(Extracted data entries)
## begin

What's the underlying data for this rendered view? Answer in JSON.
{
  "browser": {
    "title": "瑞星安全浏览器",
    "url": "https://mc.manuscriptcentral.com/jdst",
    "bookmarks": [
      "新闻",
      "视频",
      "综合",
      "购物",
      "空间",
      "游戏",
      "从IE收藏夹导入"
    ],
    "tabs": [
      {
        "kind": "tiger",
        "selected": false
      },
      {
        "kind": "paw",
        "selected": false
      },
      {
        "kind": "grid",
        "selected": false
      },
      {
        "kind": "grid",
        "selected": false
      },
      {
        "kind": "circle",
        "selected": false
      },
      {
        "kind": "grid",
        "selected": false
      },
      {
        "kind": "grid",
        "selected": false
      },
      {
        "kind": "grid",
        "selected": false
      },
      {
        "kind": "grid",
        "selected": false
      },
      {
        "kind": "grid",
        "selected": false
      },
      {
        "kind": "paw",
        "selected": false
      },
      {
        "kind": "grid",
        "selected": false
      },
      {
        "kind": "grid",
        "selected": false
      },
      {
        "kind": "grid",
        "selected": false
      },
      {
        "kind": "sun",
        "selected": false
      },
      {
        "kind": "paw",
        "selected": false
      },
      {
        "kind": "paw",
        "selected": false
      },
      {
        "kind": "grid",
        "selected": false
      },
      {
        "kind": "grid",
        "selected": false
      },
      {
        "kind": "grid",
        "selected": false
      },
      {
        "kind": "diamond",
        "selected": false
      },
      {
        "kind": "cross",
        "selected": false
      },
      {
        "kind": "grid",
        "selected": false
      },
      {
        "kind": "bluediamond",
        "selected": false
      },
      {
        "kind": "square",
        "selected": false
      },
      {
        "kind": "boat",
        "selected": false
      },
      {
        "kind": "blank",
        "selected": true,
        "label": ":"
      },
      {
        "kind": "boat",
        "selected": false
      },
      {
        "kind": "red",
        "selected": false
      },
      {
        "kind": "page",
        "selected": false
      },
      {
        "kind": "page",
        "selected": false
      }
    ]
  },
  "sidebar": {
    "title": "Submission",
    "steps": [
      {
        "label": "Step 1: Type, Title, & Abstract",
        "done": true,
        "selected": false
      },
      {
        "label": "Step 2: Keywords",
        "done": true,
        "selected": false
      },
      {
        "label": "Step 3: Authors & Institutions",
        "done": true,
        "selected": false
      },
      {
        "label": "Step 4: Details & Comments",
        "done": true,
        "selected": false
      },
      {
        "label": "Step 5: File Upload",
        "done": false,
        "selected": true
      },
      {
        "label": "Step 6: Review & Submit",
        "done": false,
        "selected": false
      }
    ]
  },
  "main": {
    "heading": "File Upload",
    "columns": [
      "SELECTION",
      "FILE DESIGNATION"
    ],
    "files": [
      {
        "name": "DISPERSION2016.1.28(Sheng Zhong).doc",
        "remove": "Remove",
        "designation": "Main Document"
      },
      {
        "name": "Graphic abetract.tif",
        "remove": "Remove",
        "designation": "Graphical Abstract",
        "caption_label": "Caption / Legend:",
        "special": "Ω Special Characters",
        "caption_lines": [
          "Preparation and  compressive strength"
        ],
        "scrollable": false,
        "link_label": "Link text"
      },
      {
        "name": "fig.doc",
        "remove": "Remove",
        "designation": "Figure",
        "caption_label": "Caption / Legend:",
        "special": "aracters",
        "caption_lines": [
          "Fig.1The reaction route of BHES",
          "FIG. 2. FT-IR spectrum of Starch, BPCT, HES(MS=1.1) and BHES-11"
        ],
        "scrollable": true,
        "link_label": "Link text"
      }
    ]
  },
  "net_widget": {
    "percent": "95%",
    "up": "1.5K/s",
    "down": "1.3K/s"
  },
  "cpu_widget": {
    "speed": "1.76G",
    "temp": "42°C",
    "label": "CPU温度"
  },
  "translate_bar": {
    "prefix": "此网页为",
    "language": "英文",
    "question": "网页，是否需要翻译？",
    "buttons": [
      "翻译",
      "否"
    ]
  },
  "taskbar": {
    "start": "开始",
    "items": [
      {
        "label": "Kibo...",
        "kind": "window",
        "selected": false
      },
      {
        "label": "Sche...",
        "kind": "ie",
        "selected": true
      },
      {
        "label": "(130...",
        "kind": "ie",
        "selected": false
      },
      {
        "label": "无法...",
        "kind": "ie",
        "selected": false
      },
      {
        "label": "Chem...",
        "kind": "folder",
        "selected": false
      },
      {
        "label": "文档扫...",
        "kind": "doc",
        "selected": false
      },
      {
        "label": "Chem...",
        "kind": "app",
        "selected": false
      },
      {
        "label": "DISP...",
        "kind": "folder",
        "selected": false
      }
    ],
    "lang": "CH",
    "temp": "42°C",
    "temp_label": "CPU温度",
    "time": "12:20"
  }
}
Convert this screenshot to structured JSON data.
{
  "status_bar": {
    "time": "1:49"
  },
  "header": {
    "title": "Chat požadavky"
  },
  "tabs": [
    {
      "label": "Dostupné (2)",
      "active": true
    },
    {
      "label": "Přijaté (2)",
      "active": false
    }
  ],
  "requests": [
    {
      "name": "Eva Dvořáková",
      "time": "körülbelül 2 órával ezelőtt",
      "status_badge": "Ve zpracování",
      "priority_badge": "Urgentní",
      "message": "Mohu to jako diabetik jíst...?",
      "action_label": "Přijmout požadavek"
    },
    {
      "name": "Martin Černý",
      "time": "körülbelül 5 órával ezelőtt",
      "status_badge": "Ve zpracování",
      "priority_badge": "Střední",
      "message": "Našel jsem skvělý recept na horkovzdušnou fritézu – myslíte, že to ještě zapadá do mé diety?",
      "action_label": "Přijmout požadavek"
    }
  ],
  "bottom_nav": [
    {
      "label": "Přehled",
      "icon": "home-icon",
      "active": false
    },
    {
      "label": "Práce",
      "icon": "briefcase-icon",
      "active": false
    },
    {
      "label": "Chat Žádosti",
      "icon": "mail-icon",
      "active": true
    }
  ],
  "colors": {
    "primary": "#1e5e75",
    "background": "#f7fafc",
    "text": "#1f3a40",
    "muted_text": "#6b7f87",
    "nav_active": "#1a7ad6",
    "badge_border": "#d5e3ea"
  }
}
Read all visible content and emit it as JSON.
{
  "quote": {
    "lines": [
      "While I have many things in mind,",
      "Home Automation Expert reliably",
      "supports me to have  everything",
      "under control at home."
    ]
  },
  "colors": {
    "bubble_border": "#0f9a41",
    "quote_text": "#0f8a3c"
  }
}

## end

* **WHAT IS NEEDED**
Every line above should be written out again exactly as it stands.

* **COMPLETED EXERCISE**
What's the underlying data for this rendered view? Answer in JSON.
{
  "browser": {
    "title": "瑞星安全浏览器",
    "url": "https://mc.manuscriptcentral.com/jdst",
    "bookmarks": [
      "新闻",
      "视频",
      "综合",
      "购物",
      "空间",
      "游戏",
      "从IE收藏夹导入"
    ],
    "tabs": [
      {
        "kind": "tiger",
        "selected": false
      },
      {
        "kind": "paw",
        "selected": false
      },
      {
        "kind": "grid",
        "selected": false
      },
      {
        "kind": "grid",
        "selected": false
      },
      {
        "kind": "circle",
        "selected": false
      },
      {
        "kind": "grid",
        "selected": false
      },
      {
        "kind": "grid",
        "selected": false
      },
      {
        "kind": "grid",
        "selected": false
      },
      {
        "kind": "grid",
        "selected": false
      },
      {
        "kind": "grid",
        "selected": false
      },
      {
        "kind": "paw",
        "selected": false
      },
      {
        "kind": "grid",
        "selected": false
      },
      {
        "kind": "grid",
        "selected": false
      },
      {
        "kind": "grid",
        "selected": false
      },
      {
        "kind": "sun",
        "selected": false
      },
      {
        "kind": "paw",
        "selected": false
      },
      {
        "kind": "paw",
        "selected": false
      },
      {
        "kind": "grid",
        "selected": false
      },
      {
        "kind": "grid",
        "selected": false
      },
      {
        "kind": "grid",
        "selected": false
      },
      {
        "kind": "diamond",
        "selected": false
      },
      {
        "kind": "cross",
        "selected": false
      },
      {
        "kind": "grid",
        "selected": false
      },
      {
        "kind": "bluediamond",
        "selected": false
      },
      {
        "kind": "square",
        "selected": false
      },
      {
        "kind": "boat",
        "selected": false
      },
      {
        "kind": "blank",
        "selected": true,
        "label": ":"
      },
      {
        "kind": "boat",
        "selected": false
      },
      {
        "kind": "red",
        "selected": false
      },
      {
        "kind": "page",
        "selected": false
      },
      {
        "kind": "page",
        "selected": false
      }
    ]
  },
  "sidebar": {
    "title": "Submission",
    "steps": [
      {
        "label": "Step 1: Type, Title, & Abstract",
        "done": true,
        "selected": false
      },
      {
        "label": "Step 2: Keywords",
        "done": true,
        "selected": false
      },
      {
        "label": "Step 3: Authors & Institutions",
        "done": true,
        "selected": false
      },
      {
        "label": "Step 4: Details & Comments",
        "done": true,
        "selected": false
      },
      {
        "label": "Step 5: File Upload",
        "done": false,
        "selected": true
      },
      {
        "label": "Step 6: Review & Submit",
        "done": false,
        "selected": false
      }
    ]
  },
  "main": {
    "heading": "File Upload",
    "columns": [
      "SELECTION",
      "FILE DESIGNATION"
    ],
    "files": [
      {
        "name": "DISPERSION2016.1.28(Sheng Zhong).doc",
        "remove": "Remove",
        "designation": "Main Document"
      },
      {
        "name": "Graphic abetract.tif",
        "remove": "Remove",
        "designation": "Graphical Abstract",
        "caption_label": "Caption / Legend:",
        "special": "Ω Special Characters",
        "caption_lines": [
          "Preparation and  compressive strength"
        ],
        "scrollable": false,
        "link_label": "Link text"
      },
      {
        "name": "fig.doc",
        "remove": "Remove",
        "designation": "Figure",
        "caption_label": "Caption / Legend:",
        "special": "aracters",
        "caption_lines": [
          "Fig.1The reaction route of BHES",
          "FIG. 2. FT-IR spectrum of Starch, BPCT, HES(MS=1.1) and BHES-11"
        ],
        "scrollable": true,
        "link_label": "Link text"
      }
    ]
  },
  "net_widget": {
    "percent": "95%",
    "up": "1.5K/s",
    "down": "1.3K/s"
  },
  "cpu_widget": {
    "speed": "1.76G",
    "temp": "42°C",
    "label": "CPU温度"
  },
  "translate_bar": {
    "prefix": "此网页为",
    "language": "英文",
    "question": "网页，是否需要翻译？",
    "buttons": [
      "翻译",
      "否"
    ]
  },
  "taskbar": {
    "start": "开始",
    "items": [
      {
        "label": "Kibo...",
        "kind": "window",
        "selected": false
      },
      {
        "label": "Sche...",
        "kind": "ie",
        "selected": true
      },
      {
        "label": "(130...",
        "kind": "ie",
        "selected": false
      },
      {
        "label": "无法...",
        "kind": "ie",
        "selected": false
      },
      {
        "label": "Chem...",
        "kind": "folder",
        "selected": false
      },
      {
        "label": "文档扫...",
        "kind": "doc",
        "selected": false
      },
      {
        "label": "Chem...",
        "kind": "app",
        "selected": false
      },
      {
        "label": "DISP...",
        "kind": "folder",
        "selected": false
      }
    ],
    "lang": "CH",
    "temp": "42°C",
    "temp_label": "CPU温度",
    "time": "12:20"
  }
}
Convert this screenshot to structured JSON data.
{
  "status_bar": {
    "time": "1:49"
  },
  "header": {
    "title": "Chat požadavky"
  },
  "tabs": [
    {
      "label": "Dostupné (2)",
      "active": true
    },
    {
      "label": "Přijaté (2)",
      "active": false
    }
  ],
  "requests": [
    {
      "name": "Eva Dvořáková",
      "time": "körülbelül 2 órával ezelőtt",
      "status_badge": "Ve zpracování",
      "priority_badge": "Urgentní",
      "message": "Mohu to jako diabetik jíst...?",
      "action_label": "Přijmout požadavek"
    },
    {
      "name": "Martin Černý",
      "time": "körülbelül 5 órával ezelőtt",
      "status_badge": "Ve zpracování",
      "priority_badge": "Střední",
      "message": "Našel jsem skvělý recept na horkovzdušnou fritézu – myslíte, že to ještě zapadá do mé diety?",
      "action_label": "Přijmout požadavek"
    }
  ],
  "bottom_nav": [
    {
      "label": "Přehled",
      "icon": "home-icon",
      "active": false
    },
    {
      "label": "Práce",
      "icon": "briefcase-icon",
      "active": false
    },
    {
      "label": "Chat Žádosti",
      "icon": "mail-icon",
      "active": true
    }
  ],
  "colors": {
    "primary": "#1e5e75",
    "background": "#f7fafc",
    "text": "#1f3a40",
    "muted_text": "#6b7f87",
    "nav_active": "#1a7ad6",
    "badge_border": "#d5e3ea"
  }
}
Read all visible content and emit it as JSON.
{
  "quote": {
    "lines": [
      "While I have many things in mind,",
      "Home Automation Expert reliably",
      "supports me to have  everything",
      "under control at home."
    ]
  },
  "colors": {
    "bubble_border": "#0f9a41",
    "quote_text": "#0f8a3c"
  }
}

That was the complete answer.